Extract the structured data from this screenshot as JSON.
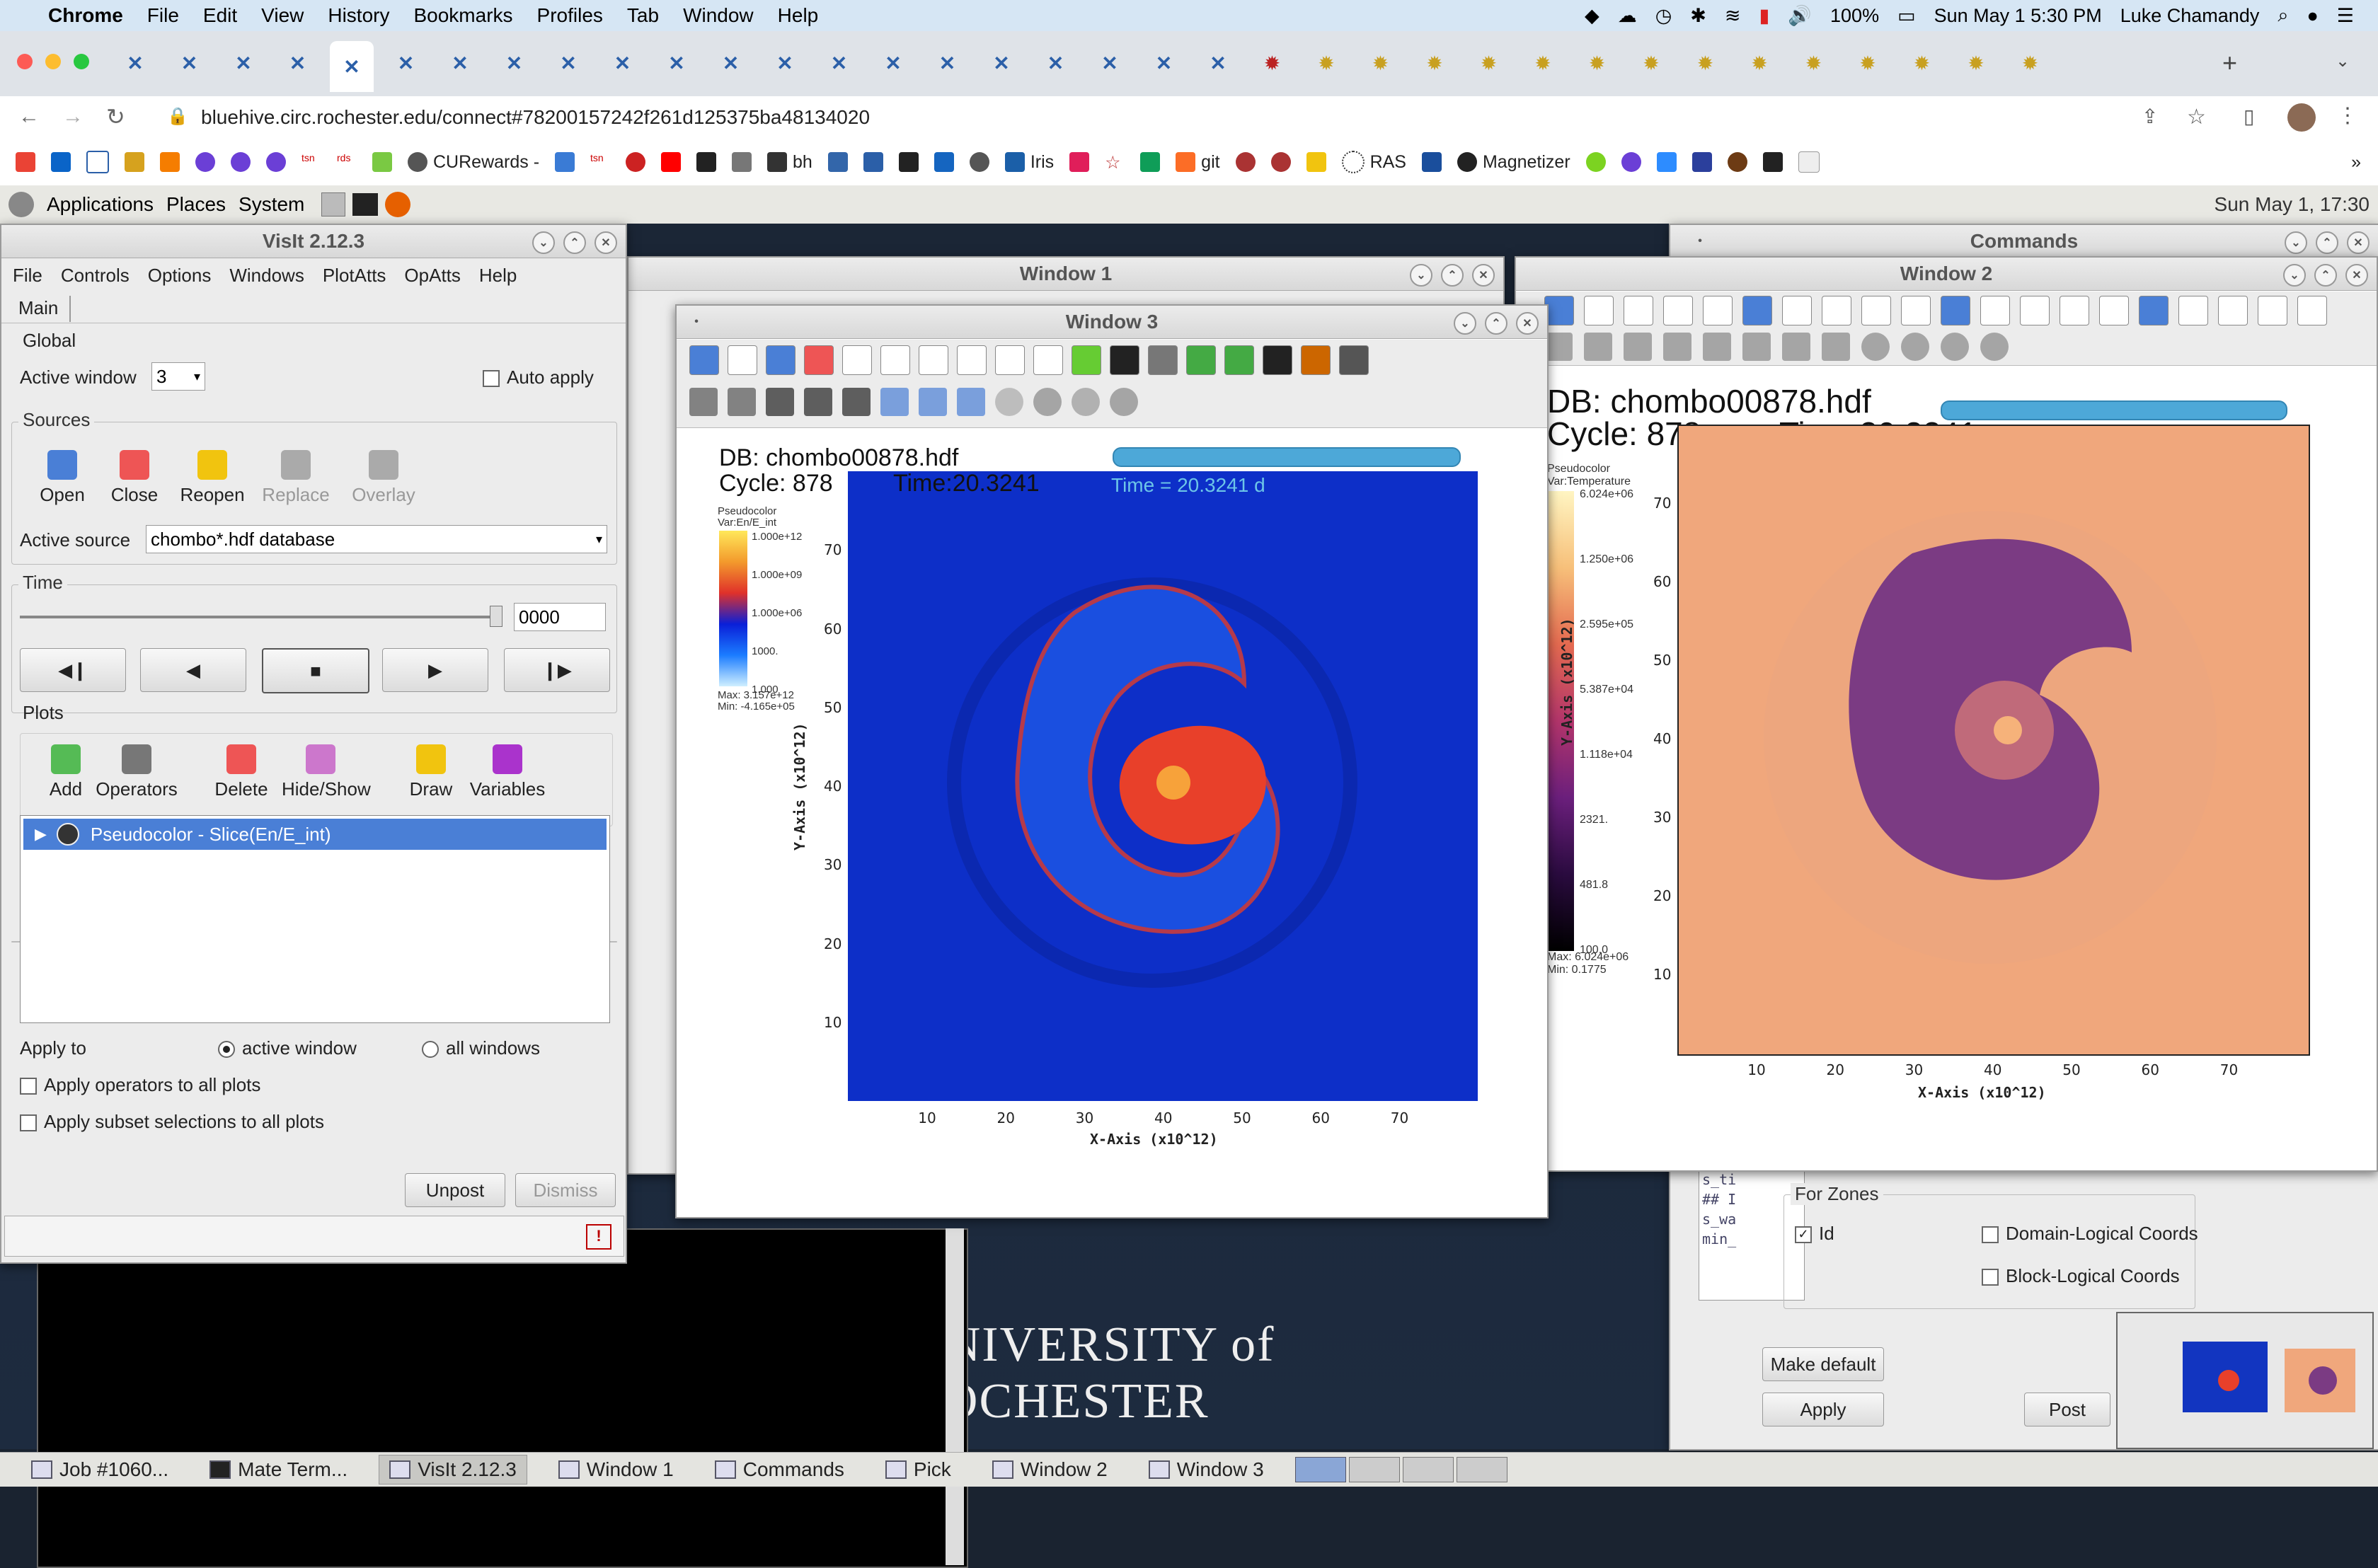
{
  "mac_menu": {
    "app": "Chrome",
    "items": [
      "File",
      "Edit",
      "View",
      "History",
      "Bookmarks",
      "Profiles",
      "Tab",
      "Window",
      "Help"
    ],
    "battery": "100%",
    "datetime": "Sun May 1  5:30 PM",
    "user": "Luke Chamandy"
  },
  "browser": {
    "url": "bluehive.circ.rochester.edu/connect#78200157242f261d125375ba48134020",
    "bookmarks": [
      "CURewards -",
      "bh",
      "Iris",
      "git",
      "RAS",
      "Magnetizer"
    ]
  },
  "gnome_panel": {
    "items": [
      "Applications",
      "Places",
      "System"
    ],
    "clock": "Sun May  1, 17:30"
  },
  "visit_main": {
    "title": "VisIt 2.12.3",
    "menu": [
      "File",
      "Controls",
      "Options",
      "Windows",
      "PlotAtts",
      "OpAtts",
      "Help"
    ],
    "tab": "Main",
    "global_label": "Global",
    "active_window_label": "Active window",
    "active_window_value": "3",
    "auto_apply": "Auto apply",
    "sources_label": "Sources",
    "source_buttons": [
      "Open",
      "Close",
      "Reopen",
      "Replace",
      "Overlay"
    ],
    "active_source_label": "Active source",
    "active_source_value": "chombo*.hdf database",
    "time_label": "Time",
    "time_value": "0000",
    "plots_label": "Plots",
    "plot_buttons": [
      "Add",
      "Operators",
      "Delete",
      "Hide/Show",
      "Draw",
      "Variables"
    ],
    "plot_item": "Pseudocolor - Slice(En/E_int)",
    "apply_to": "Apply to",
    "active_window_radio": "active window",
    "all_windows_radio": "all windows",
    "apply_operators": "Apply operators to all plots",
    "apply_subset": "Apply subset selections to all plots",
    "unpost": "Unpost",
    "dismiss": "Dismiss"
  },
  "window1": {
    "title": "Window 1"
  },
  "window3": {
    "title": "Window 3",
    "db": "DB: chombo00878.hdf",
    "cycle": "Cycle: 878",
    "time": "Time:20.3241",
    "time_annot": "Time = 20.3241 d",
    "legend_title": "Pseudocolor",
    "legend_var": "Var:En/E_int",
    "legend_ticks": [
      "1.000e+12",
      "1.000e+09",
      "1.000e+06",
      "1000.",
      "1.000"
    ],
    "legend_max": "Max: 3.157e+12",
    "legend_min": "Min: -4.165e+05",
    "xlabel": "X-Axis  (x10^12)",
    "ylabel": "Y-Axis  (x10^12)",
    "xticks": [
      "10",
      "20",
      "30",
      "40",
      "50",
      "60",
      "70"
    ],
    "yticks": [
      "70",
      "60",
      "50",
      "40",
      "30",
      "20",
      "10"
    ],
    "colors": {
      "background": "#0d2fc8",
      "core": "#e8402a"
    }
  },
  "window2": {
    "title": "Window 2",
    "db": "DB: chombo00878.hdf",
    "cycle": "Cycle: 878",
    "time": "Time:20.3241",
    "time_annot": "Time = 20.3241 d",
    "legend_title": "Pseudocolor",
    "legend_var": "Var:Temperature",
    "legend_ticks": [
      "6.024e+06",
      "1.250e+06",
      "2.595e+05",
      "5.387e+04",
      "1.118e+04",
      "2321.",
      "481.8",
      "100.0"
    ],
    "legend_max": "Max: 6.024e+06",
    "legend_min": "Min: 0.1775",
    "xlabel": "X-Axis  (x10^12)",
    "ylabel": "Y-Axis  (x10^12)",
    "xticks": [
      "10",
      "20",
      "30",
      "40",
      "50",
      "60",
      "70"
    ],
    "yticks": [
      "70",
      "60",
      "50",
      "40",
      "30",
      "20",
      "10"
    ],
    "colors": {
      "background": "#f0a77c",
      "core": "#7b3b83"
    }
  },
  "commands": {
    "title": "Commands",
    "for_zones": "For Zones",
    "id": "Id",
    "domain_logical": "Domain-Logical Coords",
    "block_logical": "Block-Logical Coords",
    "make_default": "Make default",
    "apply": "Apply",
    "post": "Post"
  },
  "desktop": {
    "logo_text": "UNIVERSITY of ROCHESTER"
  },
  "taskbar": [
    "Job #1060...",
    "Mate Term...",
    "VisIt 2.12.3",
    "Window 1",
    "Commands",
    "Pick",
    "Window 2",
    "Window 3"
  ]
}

◆ ◆ ◆ ◆ ◆

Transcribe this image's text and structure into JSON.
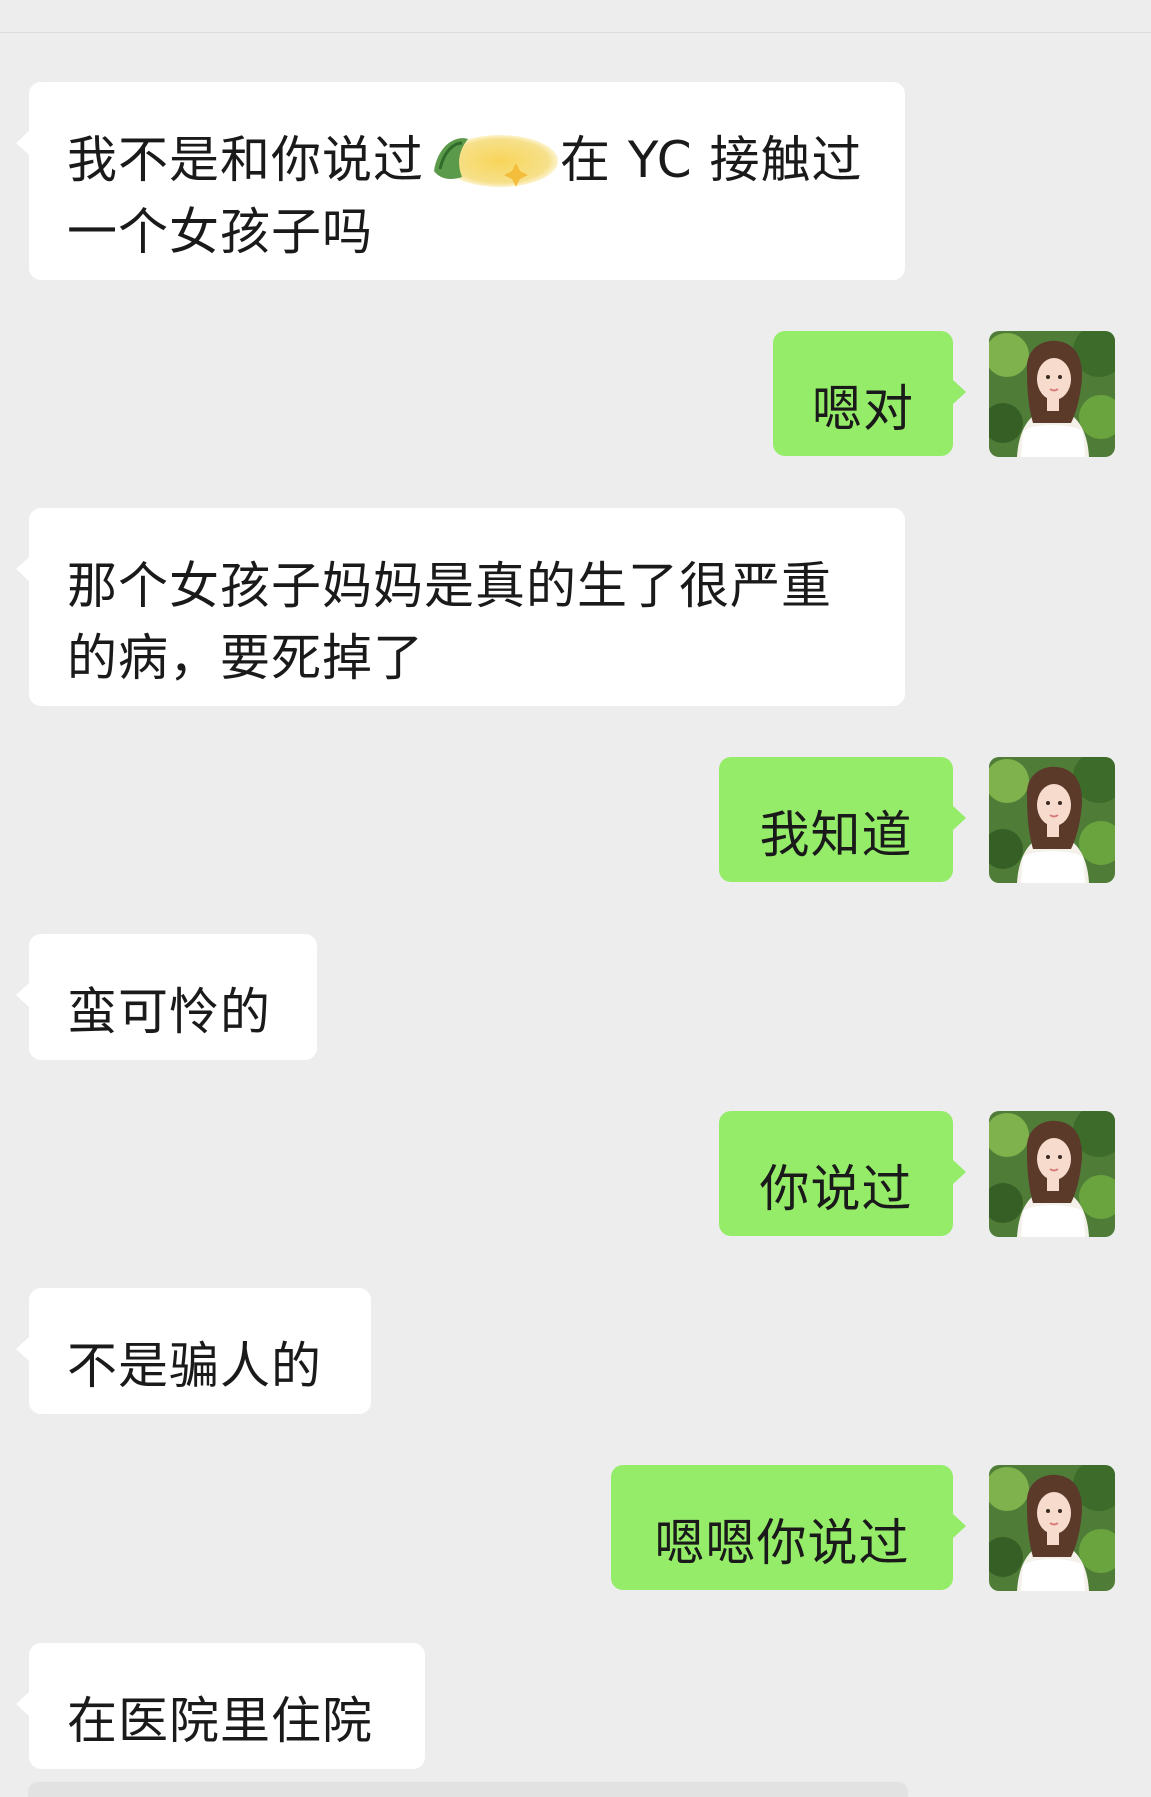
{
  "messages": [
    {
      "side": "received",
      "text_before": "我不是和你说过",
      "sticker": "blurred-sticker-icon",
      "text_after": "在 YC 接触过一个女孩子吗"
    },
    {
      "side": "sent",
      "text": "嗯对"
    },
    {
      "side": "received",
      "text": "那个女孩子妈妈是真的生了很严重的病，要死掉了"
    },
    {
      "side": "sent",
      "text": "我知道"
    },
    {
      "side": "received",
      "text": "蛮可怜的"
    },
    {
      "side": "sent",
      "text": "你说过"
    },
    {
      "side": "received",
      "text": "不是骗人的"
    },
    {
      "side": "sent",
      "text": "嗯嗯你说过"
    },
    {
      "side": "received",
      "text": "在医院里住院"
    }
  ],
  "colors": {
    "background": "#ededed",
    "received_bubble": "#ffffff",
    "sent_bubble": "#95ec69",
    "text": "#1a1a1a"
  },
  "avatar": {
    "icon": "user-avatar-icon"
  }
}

◆ ◆ ◆ ◆ ◆

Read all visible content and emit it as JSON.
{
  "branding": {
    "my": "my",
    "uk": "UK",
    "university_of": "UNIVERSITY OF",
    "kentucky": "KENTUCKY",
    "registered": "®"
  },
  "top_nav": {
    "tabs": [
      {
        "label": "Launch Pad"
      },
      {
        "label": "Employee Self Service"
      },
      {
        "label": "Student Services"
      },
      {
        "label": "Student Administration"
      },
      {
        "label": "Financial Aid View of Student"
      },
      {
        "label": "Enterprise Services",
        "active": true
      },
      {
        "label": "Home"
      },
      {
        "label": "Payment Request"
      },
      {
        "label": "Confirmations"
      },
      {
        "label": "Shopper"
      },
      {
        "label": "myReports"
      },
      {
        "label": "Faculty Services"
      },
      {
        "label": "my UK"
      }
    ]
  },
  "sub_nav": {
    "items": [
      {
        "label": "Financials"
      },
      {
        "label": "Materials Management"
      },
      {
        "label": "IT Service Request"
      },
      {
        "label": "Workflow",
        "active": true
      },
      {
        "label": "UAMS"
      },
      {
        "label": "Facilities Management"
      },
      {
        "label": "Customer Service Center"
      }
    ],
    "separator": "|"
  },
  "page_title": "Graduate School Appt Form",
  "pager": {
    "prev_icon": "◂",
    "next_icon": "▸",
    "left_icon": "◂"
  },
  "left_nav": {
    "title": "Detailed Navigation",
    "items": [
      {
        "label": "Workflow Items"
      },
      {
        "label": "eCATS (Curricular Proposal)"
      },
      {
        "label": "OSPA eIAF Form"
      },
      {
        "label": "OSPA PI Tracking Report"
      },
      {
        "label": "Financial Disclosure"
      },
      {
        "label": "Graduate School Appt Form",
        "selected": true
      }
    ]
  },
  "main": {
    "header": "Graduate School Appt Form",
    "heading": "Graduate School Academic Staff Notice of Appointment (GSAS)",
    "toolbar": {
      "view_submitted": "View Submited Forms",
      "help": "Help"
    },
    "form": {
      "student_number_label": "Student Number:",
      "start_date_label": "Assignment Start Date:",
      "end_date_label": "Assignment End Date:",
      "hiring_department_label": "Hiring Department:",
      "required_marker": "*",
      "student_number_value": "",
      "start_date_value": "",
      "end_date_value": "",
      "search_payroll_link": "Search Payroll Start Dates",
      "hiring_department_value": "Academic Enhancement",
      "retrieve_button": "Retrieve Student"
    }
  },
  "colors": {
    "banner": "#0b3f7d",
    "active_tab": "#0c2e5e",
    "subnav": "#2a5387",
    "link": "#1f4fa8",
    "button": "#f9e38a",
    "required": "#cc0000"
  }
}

◆ ◆ ◆ ◆ ◆

• TASK: Scan the material above. Copy each line that holds the word "School".

• FULL OUTPUT:
  "page_title": "Graduate School Appt Form",
        "label": "Graduate School Appt Form",
    "header": "Graduate School Appt Form",
    "heading": "Graduate School Academic Staff Notice of Appointment (GSAS)",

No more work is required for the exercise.